++++ GIVEN RECORDS

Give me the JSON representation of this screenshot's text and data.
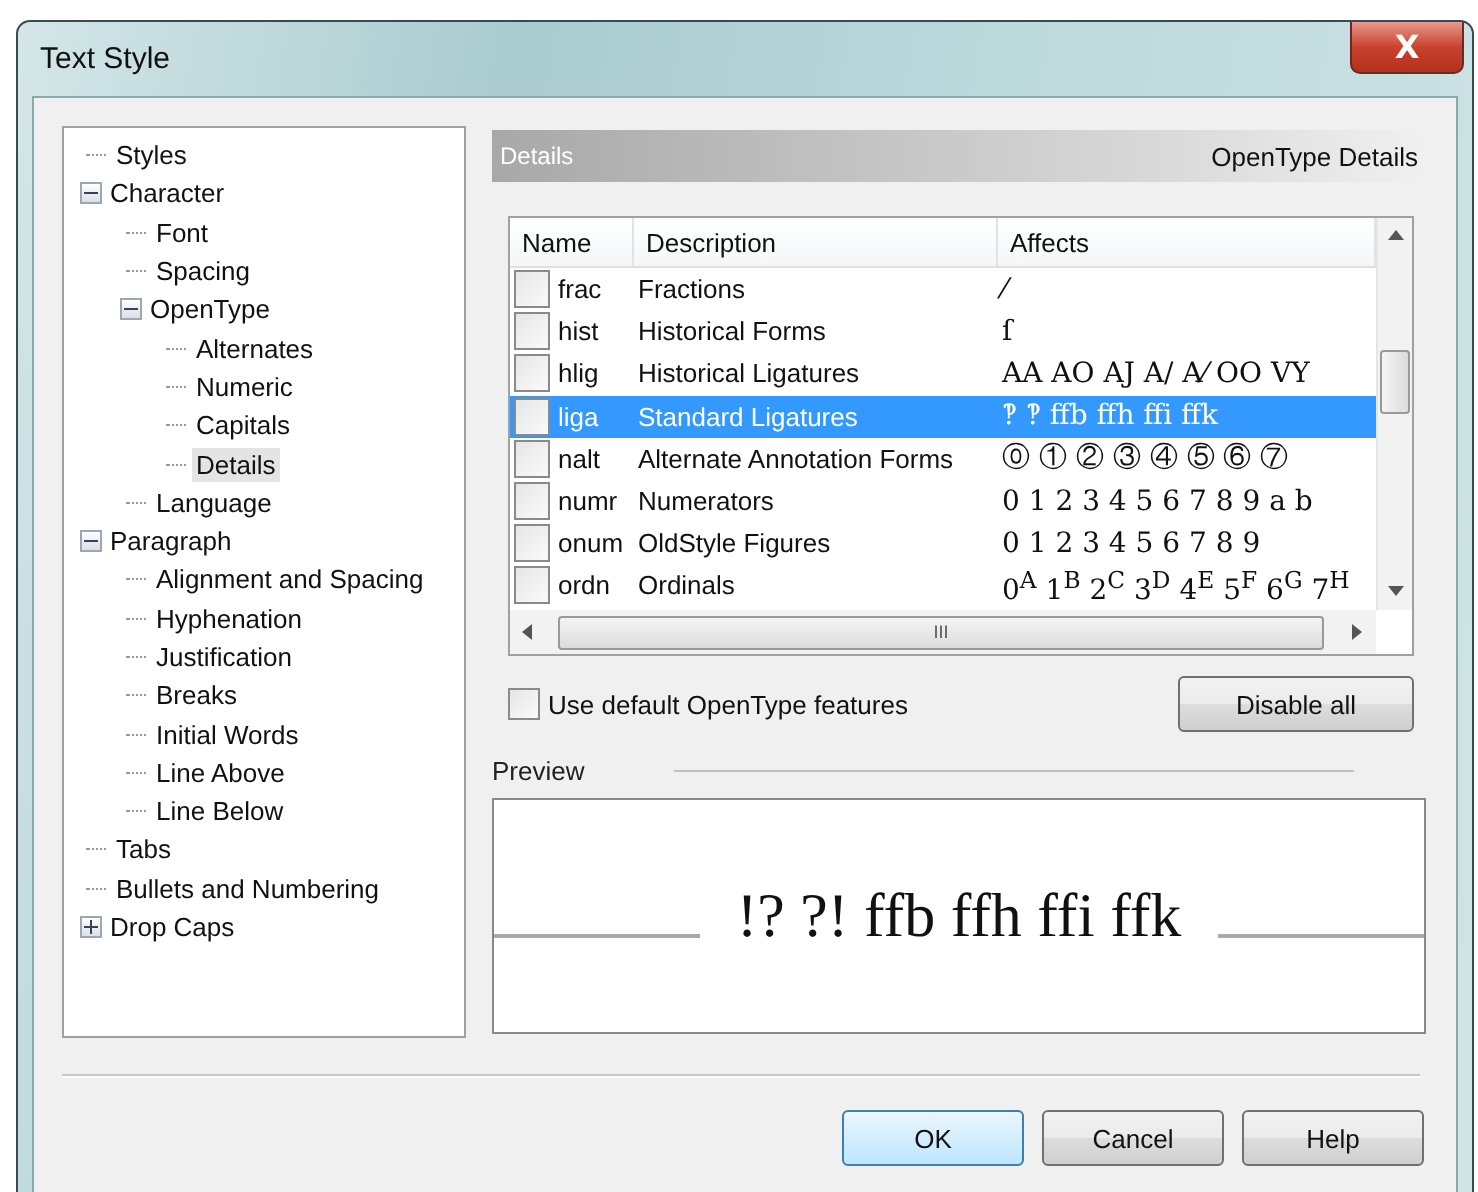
{
  "window": {
    "title": "Text Style",
    "close": "X"
  },
  "tree": [
    {
      "label": "Styles",
      "selected": false
    },
    {
      "label": "Character",
      "selected": false,
      "expanded": true,
      "children": [
        {
          "label": "Font",
          "selected": false
        },
        {
          "label": "Spacing",
          "selected": false
        },
        {
          "label": "OpenType",
          "selected": false,
          "expanded": true,
          "children": [
            {
              "label": "Alternates",
              "selected": false
            },
            {
              "label": "Numeric",
              "selected": false
            },
            {
              "label": "Capitals",
              "selected": false
            },
            {
              "label": "Details",
              "selected": true
            }
          ]
        },
        {
          "label": "Language",
          "selected": false
        }
      ]
    },
    {
      "label": "Paragraph",
      "selected": false,
      "expanded": true,
      "children": [
        {
          "label": "Alignment and Spacing",
          "selected": false
        },
        {
          "label": "Hyphenation",
          "selected": false
        },
        {
          "label": "Justification",
          "selected": false
        },
        {
          "label": "Breaks",
          "selected": false
        },
        {
          "label": "Initial Words",
          "selected": false
        },
        {
          "label": "Line Above",
          "selected": false
        },
        {
          "label": "Line Below",
          "selected": false
        }
      ]
    },
    {
      "label": "Tabs",
      "selected": false
    },
    {
      "label": "Bullets and Numbering",
      "selected": false
    },
    {
      "label": "Drop Caps",
      "selected": false,
      "expanded": false
    }
  ],
  "header": {
    "title": "Details",
    "subtitle": "OpenType Details"
  },
  "table": {
    "columns": [
      "Name",
      "Description",
      "Affects"
    ],
    "rows": [
      {
        "name": "frac",
        "description": "Fractions",
        "affects": "⁄",
        "checked": false,
        "selected": false
      },
      {
        "name": "hist",
        "description": "Historical Forms",
        "affects": "ſ",
        "checked": false,
        "selected": false
      },
      {
        "name": "hlig",
        "description": "Historical Ligatures",
        "affects": "AA AO AJ A/ A⁄ OO VY",
        "checked": false,
        "selected": false
      },
      {
        "name": "liga",
        "description": "Standard Ligatures",
        "affects": "‽ ‽ ffb ffh ffi ffk",
        "checked": false,
        "selected": true
      },
      {
        "name": "nalt",
        "description": "Alternate Annotation Forms",
        "affects": "⓪ ① ② ③ ④ ⑤ ⑥ ⑦",
        "checked": false,
        "selected": false
      },
      {
        "name": "numr",
        "description": "Numerators",
        "affects": "0 1 2 3 4 5 6 7 8 9 a b",
        "checked": false,
        "selected": false
      },
      {
        "name": "onum",
        "description": "OldStyle Figures",
        "affects": "0 1 2 3 4 5 6 7 8 9",
        "checked": false,
        "selected": false
      },
      {
        "name": "ordn",
        "description": "Ordinals",
        "affects": "0$^{A}$ 1$^{B}$ 2$^{C}$ 3$^{D}$ 4$^{E}$ 5$^{F}$ 6$^{G}$ 7$^{H}$",
        "checked": false,
        "selected": false
      }
    ],
    "hscroll_grip": "III"
  },
  "default_features": {
    "label": "Use default OpenType features",
    "checked": false
  },
  "disable_button": "Disable all",
  "preview": {
    "label": "Preview",
    "sample": "!? ?! ffb ffh ffi ffk"
  },
  "buttons": [
    "OK",
    "Cancel",
    "Help"
  ]
}
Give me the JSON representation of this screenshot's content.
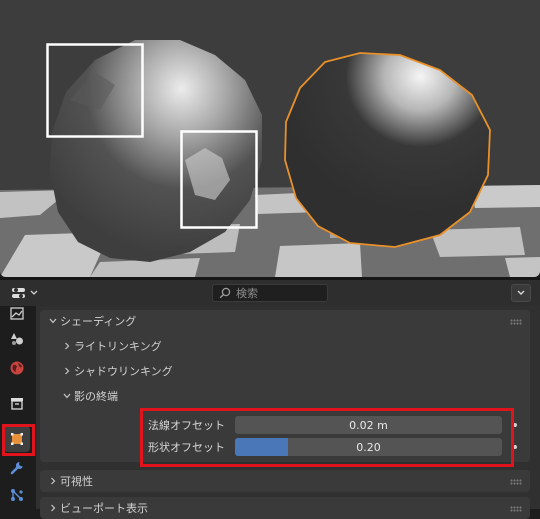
{
  "header": {
    "search_placeholder": "検索",
    "editor_icon": "properties-editor-icon",
    "menu_icon": "chevron-down-icon"
  },
  "tabs": [
    {
      "name": "render-tab",
      "icon": "render-icon",
      "active": false
    },
    {
      "name": "scene-tab",
      "icon": "scene-icon",
      "active": false
    },
    {
      "name": "world-tab",
      "icon": "world-icon",
      "active": false
    },
    {
      "name": "collection-tab",
      "icon": "collection-icon",
      "active": false
    },
    {
      "name": "object-tab",
      "icon": "object-icon",
      "active": true
    },
    {
      "name": "modifier-tab",
      "icon": "wrench-icon",
      "active": false
    },
    {
      "name": "particles-tab",
      "icon": "particles-icon",
      "active": false
    }
  ],
  "panels": {
    "shading": {
      "label": "シェーディング",
      "expanded": true,
      "subpanels": {
        "light_linking": {
          "label": "ライトリンキング",
          "expanded": false
        },
        "shadow_linking": {
          "label": "シャドウリンキング",
          "expanded": false
        },
        "shadow_terminator": {
          "label": "影の終端",
          "expanded": true,
          "normal_offset": {
            "label": "法線オフセット",
            "value": "0.02 m"
          },
          "geometry_offset": {
            "label": "形状オフセット",
            "value": "0.20",
            "fraction": 0.2
          }
        }
      }
    },
    "visibility": {
      "label": "可視性",
      "expanded": false
    },
    "viewport_display": {
      "label": "ビューポート表示",
      "expanded": false
    }
  },
  "colors": {
    "highlight": "#e0141c",
    "selection_outline": "#e8902a",
    "slider_fill": "#4a77b8"
  }
}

++++++++

Keep only those lines of the records that hold "collection", and return them.

      "name": "collection-tab",
      "icon": "collection-icon",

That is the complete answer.